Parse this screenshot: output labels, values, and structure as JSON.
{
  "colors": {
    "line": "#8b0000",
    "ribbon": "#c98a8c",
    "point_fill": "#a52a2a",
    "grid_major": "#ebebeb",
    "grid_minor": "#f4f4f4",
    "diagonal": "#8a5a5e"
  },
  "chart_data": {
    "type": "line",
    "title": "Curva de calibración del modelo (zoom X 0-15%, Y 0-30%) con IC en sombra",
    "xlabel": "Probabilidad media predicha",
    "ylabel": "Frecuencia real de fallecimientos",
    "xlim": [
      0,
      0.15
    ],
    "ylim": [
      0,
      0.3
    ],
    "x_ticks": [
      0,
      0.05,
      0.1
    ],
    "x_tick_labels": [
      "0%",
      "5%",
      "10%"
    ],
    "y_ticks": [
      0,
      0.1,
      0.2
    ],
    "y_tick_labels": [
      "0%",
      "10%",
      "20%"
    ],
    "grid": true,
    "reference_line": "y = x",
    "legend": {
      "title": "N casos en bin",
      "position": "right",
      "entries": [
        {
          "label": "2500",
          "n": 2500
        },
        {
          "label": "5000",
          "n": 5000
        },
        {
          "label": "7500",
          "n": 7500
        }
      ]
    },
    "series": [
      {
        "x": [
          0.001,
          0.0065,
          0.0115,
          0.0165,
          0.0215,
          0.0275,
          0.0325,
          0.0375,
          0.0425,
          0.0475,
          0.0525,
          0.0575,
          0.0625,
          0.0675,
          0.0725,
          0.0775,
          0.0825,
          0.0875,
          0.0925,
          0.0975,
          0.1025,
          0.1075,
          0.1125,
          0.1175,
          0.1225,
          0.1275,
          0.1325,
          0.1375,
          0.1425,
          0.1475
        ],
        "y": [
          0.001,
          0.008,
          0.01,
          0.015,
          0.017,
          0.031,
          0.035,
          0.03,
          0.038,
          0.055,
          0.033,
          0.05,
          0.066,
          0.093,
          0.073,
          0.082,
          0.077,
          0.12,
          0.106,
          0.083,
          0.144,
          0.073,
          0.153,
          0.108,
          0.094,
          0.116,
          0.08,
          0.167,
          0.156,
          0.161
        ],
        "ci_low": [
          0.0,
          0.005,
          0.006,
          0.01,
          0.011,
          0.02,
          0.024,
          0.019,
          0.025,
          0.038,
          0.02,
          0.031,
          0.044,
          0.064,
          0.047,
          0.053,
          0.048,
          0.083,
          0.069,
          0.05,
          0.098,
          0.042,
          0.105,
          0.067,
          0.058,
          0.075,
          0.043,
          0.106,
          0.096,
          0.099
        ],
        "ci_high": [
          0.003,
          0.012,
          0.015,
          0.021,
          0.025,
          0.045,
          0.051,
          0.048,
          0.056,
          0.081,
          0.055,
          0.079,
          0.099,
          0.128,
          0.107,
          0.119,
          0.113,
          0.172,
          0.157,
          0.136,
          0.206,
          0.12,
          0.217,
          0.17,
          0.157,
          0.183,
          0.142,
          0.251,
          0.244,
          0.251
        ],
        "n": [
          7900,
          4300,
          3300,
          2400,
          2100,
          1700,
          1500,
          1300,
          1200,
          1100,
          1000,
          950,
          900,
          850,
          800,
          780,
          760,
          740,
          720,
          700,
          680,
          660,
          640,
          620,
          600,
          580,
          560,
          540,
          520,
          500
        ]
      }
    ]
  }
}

━━━━━━

[Exercise requirements] The lines above should be duplicated exactly.

[Correct output]
Parse this screenshot: output labels, values, and structure as JSON.
{
  "colors": {
    "line": "#8b0000",
    "ribbon": "#c98a8c",
    "point_fill": "#a52a2a",
    "grid_major": "#ebebeb",
    "grid_minor": "#f4f4f4",
    "diagonal": "#8a5a5e"
  },
  "chart_data": {
    "type": "line",
    "title": "Curva de calibración del modelo (zoom X 0-15%, Y 0-30%) con IC en sombra",
    "xlabel": "Probabilidad media predicha",
    "ylabel": "Frecuencia real de fallecimientos",
    "xlim": [
      0,
      0.15
    ],
    "ylim": [
      0,
      0.3
    ],
    "x_ticks": [
      0,
      0.05,
      0.1
    ],
    "x_tick_labels": [
      "0%",
      "5%",
      "10%"
    ],
    "y_ticks": [
      0,
      0.1,
      0.2
    ],
    "y_tick_labels": [
      "0%",
      "10%",
      "20%"
    ],
    "grid": true,
    "reference_line": "y = x",
    "legend": {
      "title": "N casos en bin",
      "position": "right",
      "entries": [
        {
          "label": "2500",
          "n": 2500
        },
        {
          "label": "5000",
          "n": 5000
        },
        {
          "label": "7500",
          "n": 7500
        }
      ]
    },
    "series": [
      {
        "x": [
          0.001,
          0.0065,
          0.0115,
          0.0165,
          0.0215,
          0.0275,
          0.0325,
          0.0375,
          0.0425,
          0.0475,
          0.0525,
          0.0575,
          0.0625,
          0.0675,
          0.0725,
          0.0775,
          0.0825,
          0.0875,
          0.0925,
          0.0975,
          0.1025,
          0.1075,
          0.1125,
          0.1175,
          0.1225,
          0.1275,
          0.1325,
          0.1375,
          0.1425,
          0.1475
        ],
        "y": [
          0.001,
          0.008,
          0.01,
          0.015,
          0.017,
          0.031,
          0.035,
          0.03,
          0.038,
          0.055,
          0.033,
          0.05,
          0.066,
          0.093,
          0.073,
          0.082,
          0.077,
          0.12,
          0.106,
          0.083,
          0.144,
          0.073,
          0.153,
          0.108,
          0.094,
          0.116,
          0.08,
          0.167,
          0.156,
          0.161
        ],
        "ci_low": [
          0.0,
          0.005,
          0.006,
          0.01,
          0.011,
          0.02,
          0.024,
          0.019,
          0.025,
          0.038,
          0.02,
          0.031,
          0.044,
          0.064,
          0.047,
          0.053,
          0.048,
          0.083,
          0.069,
          0.05,
          0.098,
          0.042,
          0.105,
          0.067,
          0.058,
          0.075,
          0.043,
          0.106,
          0.096,
          0.099
        ],
        "ci_high": [
          0.003,
          0.012,
          0.015,
          0.021,
          0.025,
          0.045,
          0.051,
          0.048,
          0.056,
          0.081,
          0.055,
          0.079,
          0.099,
          0.128,
          0.107,
          0.119,
          0.113,
          0.172,
          0.157,
          0.136,
          0.206,
          0.12,
          0.217,
          0.17,
          0.157,
          0.183,
          0.142,
          0.251,
          0.244,
          0.251
        ],
        "n": [
          7900,
          4300,
          3300,
          2400,
          2100,
          1700,
          1500,
          1300,
          1200,
          1100,
          1000,
          950,
          900,
          850,
          800,
          780,
          760,
          740,
          720,
          700,
          680,
          660,
          640,
          620,
          600,
          580,
          560,
          540,
          520,
          500
        ]
      }
    ]
  }
}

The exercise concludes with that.